>> begin MATERIAL FOR THE TASK

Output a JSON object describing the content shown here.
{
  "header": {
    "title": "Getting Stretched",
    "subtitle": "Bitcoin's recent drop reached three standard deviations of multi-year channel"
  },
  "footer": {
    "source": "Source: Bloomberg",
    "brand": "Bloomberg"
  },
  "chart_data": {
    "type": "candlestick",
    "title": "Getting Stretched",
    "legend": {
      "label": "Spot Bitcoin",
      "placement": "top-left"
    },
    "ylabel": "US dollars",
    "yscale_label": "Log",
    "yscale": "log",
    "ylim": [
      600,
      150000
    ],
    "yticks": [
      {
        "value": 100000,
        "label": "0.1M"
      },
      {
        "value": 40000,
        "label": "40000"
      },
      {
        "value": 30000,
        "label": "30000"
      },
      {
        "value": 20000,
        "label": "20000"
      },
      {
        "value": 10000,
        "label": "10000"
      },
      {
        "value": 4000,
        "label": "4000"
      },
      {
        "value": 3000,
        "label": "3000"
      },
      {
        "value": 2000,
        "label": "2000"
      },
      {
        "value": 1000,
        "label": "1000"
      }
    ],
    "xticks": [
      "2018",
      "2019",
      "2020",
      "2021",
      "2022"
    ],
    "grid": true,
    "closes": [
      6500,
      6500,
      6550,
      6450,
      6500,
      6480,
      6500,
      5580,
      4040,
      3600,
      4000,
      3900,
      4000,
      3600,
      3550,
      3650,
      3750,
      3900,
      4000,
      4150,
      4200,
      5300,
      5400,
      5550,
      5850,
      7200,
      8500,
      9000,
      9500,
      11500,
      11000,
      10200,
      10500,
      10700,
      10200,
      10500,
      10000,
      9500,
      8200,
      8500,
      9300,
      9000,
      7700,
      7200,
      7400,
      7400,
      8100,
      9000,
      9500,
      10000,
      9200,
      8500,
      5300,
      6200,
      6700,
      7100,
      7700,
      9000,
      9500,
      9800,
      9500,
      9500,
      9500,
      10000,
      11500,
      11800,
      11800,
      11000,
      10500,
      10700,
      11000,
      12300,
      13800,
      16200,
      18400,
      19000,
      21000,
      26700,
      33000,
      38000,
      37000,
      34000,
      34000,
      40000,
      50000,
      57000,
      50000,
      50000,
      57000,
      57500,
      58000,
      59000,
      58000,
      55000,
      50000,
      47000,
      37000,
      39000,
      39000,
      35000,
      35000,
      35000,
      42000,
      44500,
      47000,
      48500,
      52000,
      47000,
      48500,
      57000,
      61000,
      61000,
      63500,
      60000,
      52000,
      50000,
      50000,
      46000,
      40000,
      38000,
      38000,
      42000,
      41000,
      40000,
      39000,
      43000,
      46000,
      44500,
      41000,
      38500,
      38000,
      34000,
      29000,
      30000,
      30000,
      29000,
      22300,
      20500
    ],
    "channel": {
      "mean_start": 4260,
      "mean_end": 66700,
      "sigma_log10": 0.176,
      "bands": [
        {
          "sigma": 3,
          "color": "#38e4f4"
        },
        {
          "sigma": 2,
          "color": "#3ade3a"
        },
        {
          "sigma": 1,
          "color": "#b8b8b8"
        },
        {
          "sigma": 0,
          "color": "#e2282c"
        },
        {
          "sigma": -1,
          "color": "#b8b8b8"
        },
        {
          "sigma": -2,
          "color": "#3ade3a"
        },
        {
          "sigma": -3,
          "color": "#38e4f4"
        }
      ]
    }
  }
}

>> end MATERIAL FOR THE TASK

- **YOUR OBJECTIVE**:
Your task is to extract all of the records exactly.

- **WRITTEN ANSWER**:
Output a JSON object describing the content shown here.
{
  "header": {
    "title": "Getting Stretched",
    "subtitle": "Bitcoin's recent drop reached three standard deviations of multi-year channel"
  },
  "footer": {
    "source": "Source: Bloomberg",
    "brand": "Bloomberg"
  },
  "chart_data": {
    "type": "candlestick",
    "title": "Getting Stretched",
    "legend": {
      "label": "Spot Bitcoin",
      "placement": "top-left"
    },
    "ylabel": "US dollars",
    "yscale_label": "Log",
    "yscale": "log",
    "ylim": [
      600,
      150000
    ],
    "yticks": [
      {
        "value": 100000,
        "label": "0.1M"
      },
      {
        "value": 40000,
        "label": "40000"
      },
      {
        "value": 30000,
        "label": "30000"
      },
      {
        "value": 20000,
        "label": "20000"
      },
      {
        "value": 10000,
        "label": "10000"
      },
      {
        "value": 4000,
        "label": "4000"
      },
      {
        "value": 3000,
        "label": "3000"
      },
      {
        "value": 2000,
        "label": "2000"
      },
      {
        "value": 1000,
        "label": "1000"
      }
    ],
    "xticks": [
      "2018",
      "2019",
      "2020",
      "2021",
      "2022"
    ],
    "grid": true,
    "closes": [
      6500,
      6500,
      6550,
      6450,
      6500,
      6480,
      6500,
      5580,
      4040,
      3600,
      4000,
      3900,
      4000,
      3600,
      3550,
      3650,
      3750,
      3900,
      4000,
      4150,
      4200,
      5300,
      5400,
      5550,
      5850,
      7200,
      8500,
      9000,
      9500,
      11500,
      11000,
      10200,
      10500,
      10700,
      10200,
      10500,
      10000,
      9500,
      8200,
      8500,
      9300,
      9000,
      7700,
      7200,
      7400,
      7400,
      8100,
      9000,
      9500,
      10000,
      9200,
      8500,
      5300,
      6200,
      6700,
      7100,
      7700,
      9000,
      9500,
      9800,
      9500,
      9500,
      9500,
      10000,
      11500,
      11800,
      11800,
      11000,
      10500,
      10700,
      11000,
      12300,
      13800,
      16200,
      18400,
      19000,
      21000,
      26700,
      33000,
      38000,
      37000,
      34000,
      34000,
      40000,
      50000,
      57000,
      50000,
      50000,
      57000,
      57500,
      58000,
      59000,
      58000,
      55000,
      50000,
      47000,
      37000,
      39000,
      39000,
      35000,
      35000,
      35000,
      42000,
      44500,
      47000,
      48500,
      52000,
      47000,
      48500,
      57000,
      61000,
      61000,
      63500,
      60000,
      52000,
      50000,
      50000,
      46000,
      40000,
      38000,
      38000,
      42000,
      41000,
      40000,
      39000,
      43000,
      46000,
      44500,
      41000,
      38500,
      38000,
      34000,
      29000,
      30000,
      30000,
      29000,
      22300,
      20500
    ],
    "channel": {
      "mean_start": 4260,
      "mean_end": 66700,
      "sigma_log10": 0.176,
      "bands": [
        {
          "sigma": 3,
          "color": "#38e4f4"
        },
        {
          "sigma": 2,
          "color": "#3ade3a"
        },
        {
          "sigma": 1,
          "color": "#b8b8b8"
        },
        {
          "sigma": 0,
          "color": "#e2282c"
        },
        {
          "sigma": -1,
          "color": "#b8b8b8"
        },
        {
          "sigma": -2,
          "color": "#3ade3a"
        },
        {
          "sigma": -3,
          "color": "#38e4f4"
        }
      ]
    }
  }
}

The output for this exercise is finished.